Data to process:
+ + + + + + +

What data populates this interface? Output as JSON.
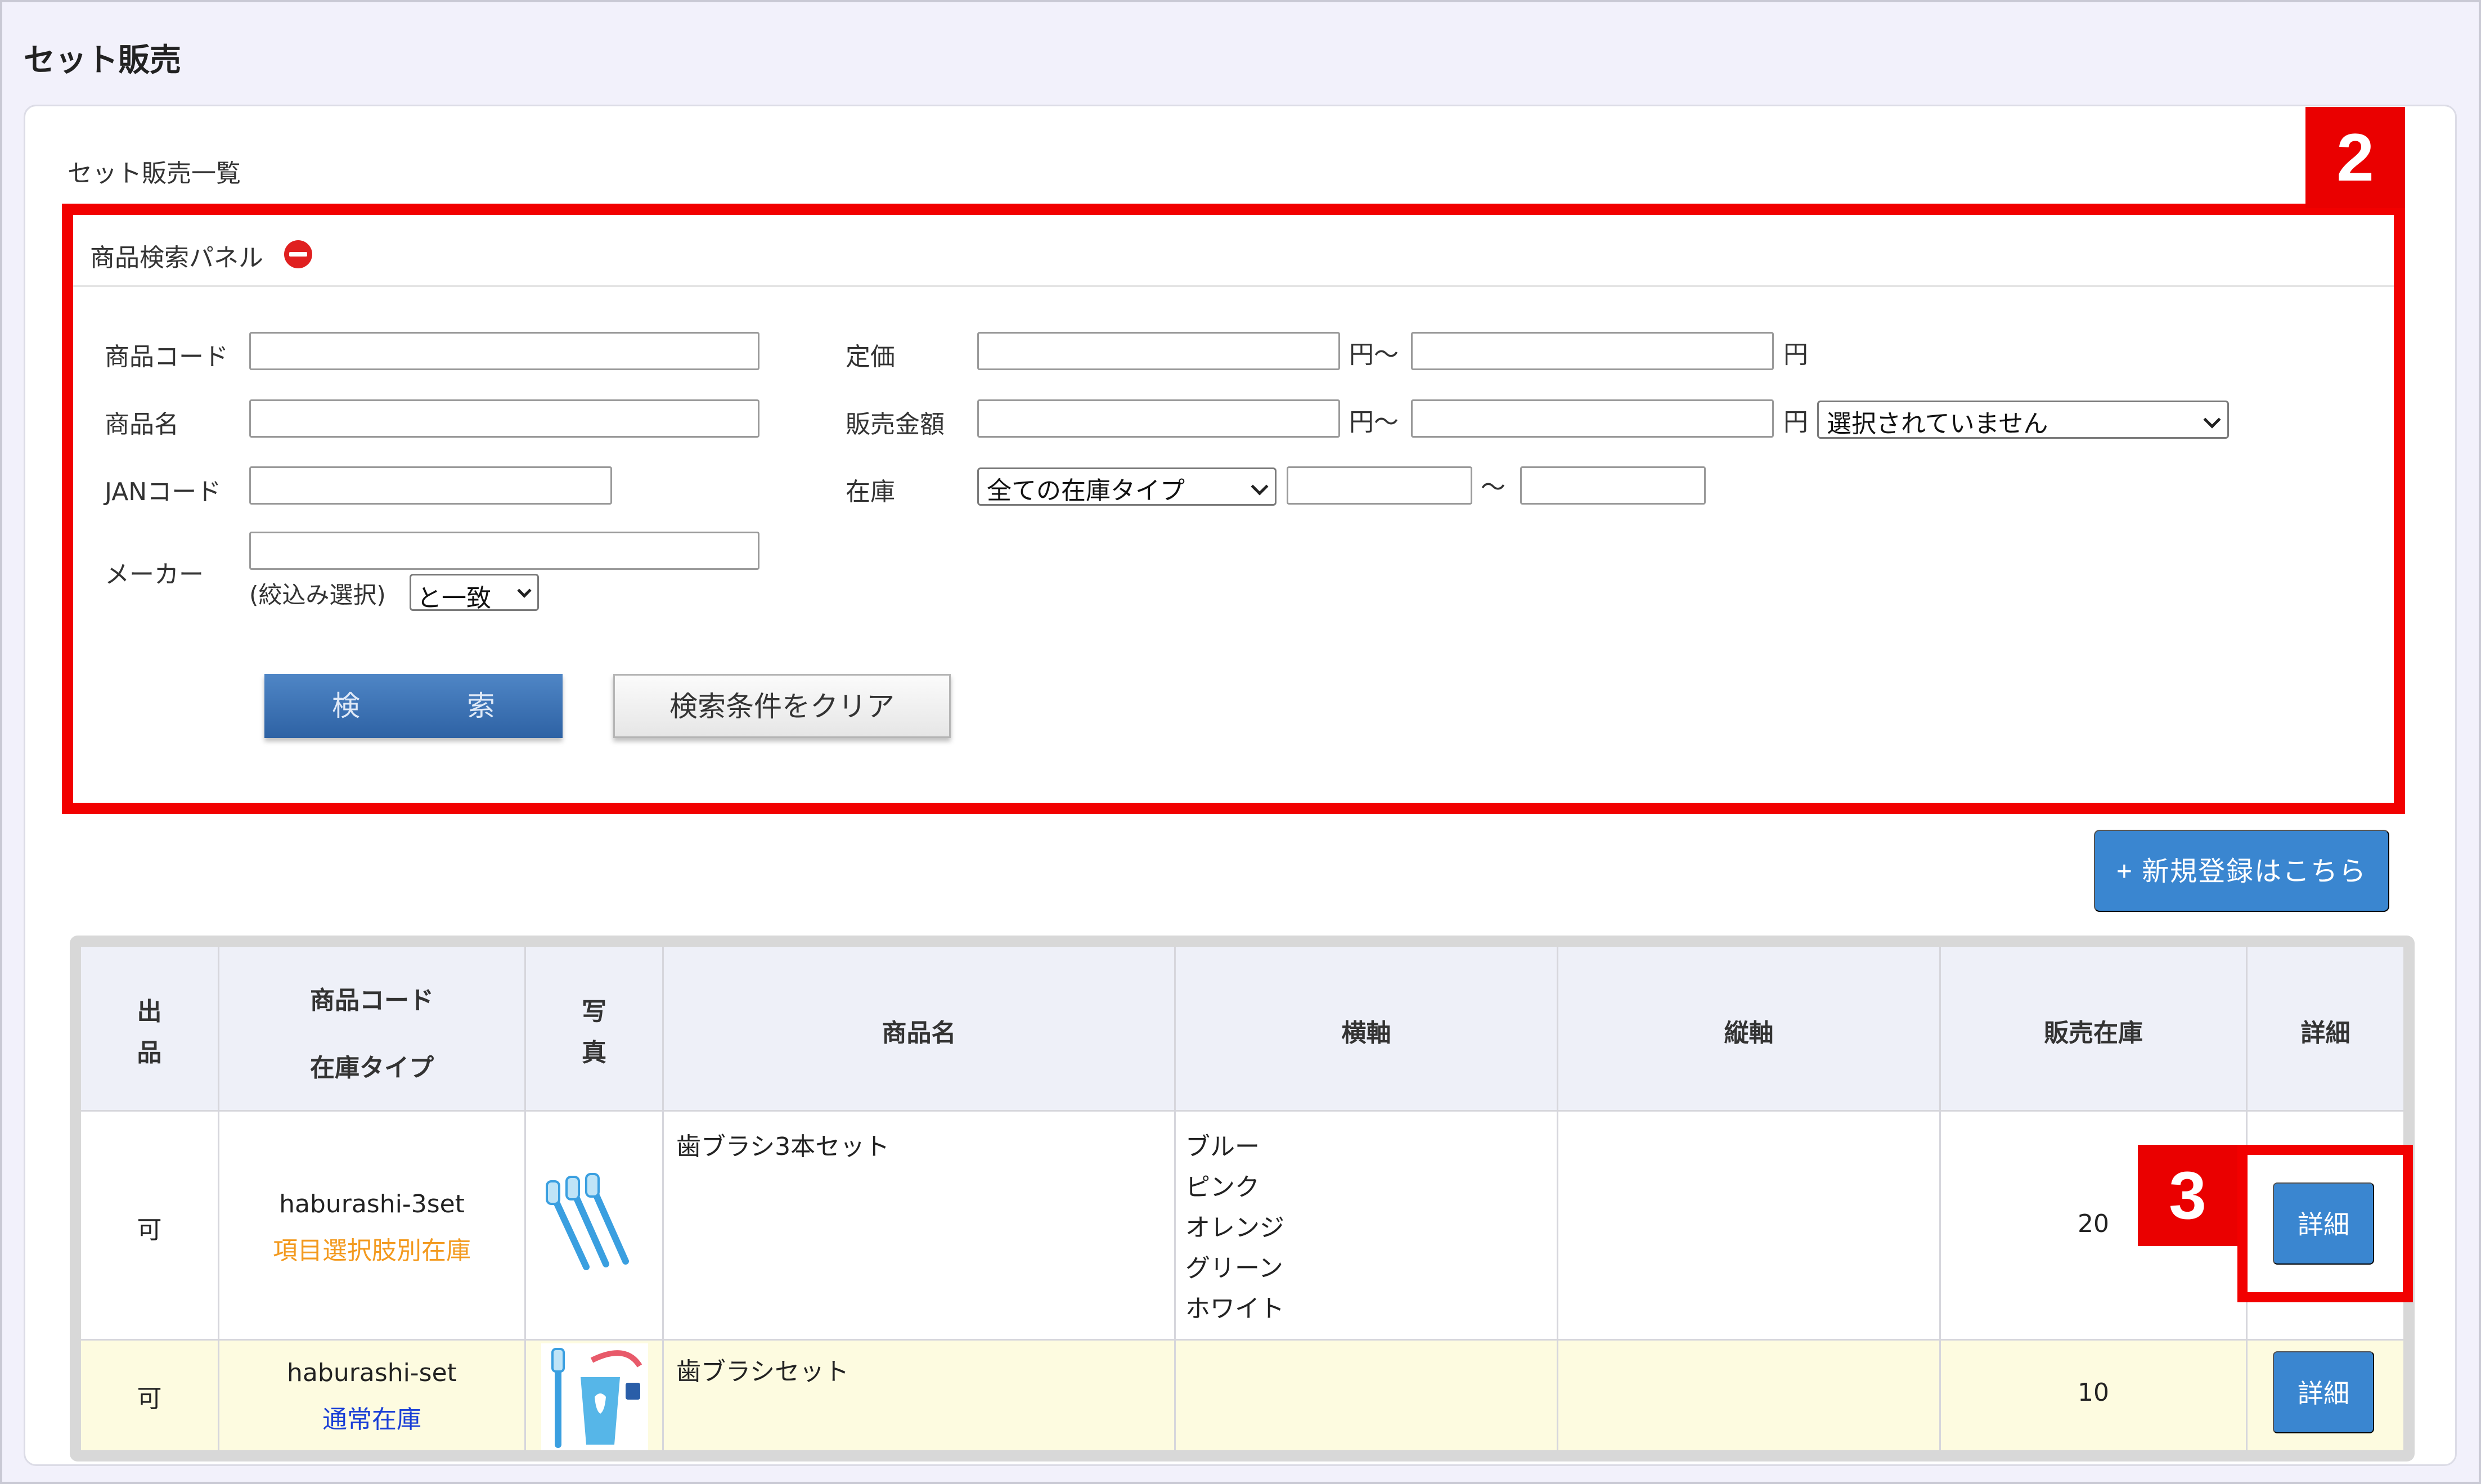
{
  "page": {
    "title": "セット販売"
  },
  "list": {
    "title": "セット販売一覧"
  },
  "search_panel": {
    "title": "商品検索パネル",
    "labels": {
      "product_code": "商品コード",
      "product_name": "商品名",
      "jan_code": "JANコード",
      "maker": "メーカー",
      "list_price": "定価",
      "sale_price": "販売金額",
      "stock": "在庫"
    },
    "unit_yen_range": "円〜",
    "unit_yen": "円",
    "tilde": "〜",
    "maker_hint": "(絞込み選択)",
    "maker_match_select": "と一致",
    "price_type_select": "選択されていません",
    "stock_type_select": "全ての在庫タイプ",
    "search_button": "検　索",
    "clear_button": "検索条件をクリア"
  },
  "annotations": {
    "badge_panel": "2",
    "badge_detail": "3"
  },
  "new_button": "+ 新規登録はこちら",
  "table": {
    "headers": {
      "listing_1": "出",
      "listing_2": "品",
      "code": "商品コード",
      "stock_type": "在庫タイプ",
      "photo_1": "写",
      "photo_2": "真",
      "name": "商品名",
      "horizontal": "横軸",
      "vertical": "縦軸",
      "sale_stock": "販売在庫",
      "detail": "詳細"
    },
    "rows": [
      {
        "listing": "可",
        "code": "haburashi-3set",
        "stock_type": "項目選択肢別在庫",
        "name": "歯ブラシ3本セット",
        "horizontal": [
          "ブルー",
          "ピンク",
          "オレンジ",
          "グリーン",
          "ホワイト"
        ],
        "vertical": "",
        "sale_stock": "20",
        "detail_button": "詳細"
      },
      {
        "listing": "可",
        "code": "haburashi-set",
        "stock_type": "通常在庫",
        "name": "歯ブラシセット",
        "horizontal": [],
        "vertical": "",
        "sale_stock": "10",
        "detail_button": "詳細"
      }
    ]
  },
  "colors": {
    "accent_blue": "#3a86d0",
    "annotation_red": "#f20000",
    "stock_type_orange": "#f39a1f",
    "stock_type_blue": "#1a3fd6",
    "row_highlight": "#fdfbe0"
  }
}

+ + + + + + +

Exercise description: Note each line of the entries that has "horizontal" in it, and copy those lines.

Result for this exercise:
      "horizontal": "横軸",
        "horizontal": [
        "horizontal": [],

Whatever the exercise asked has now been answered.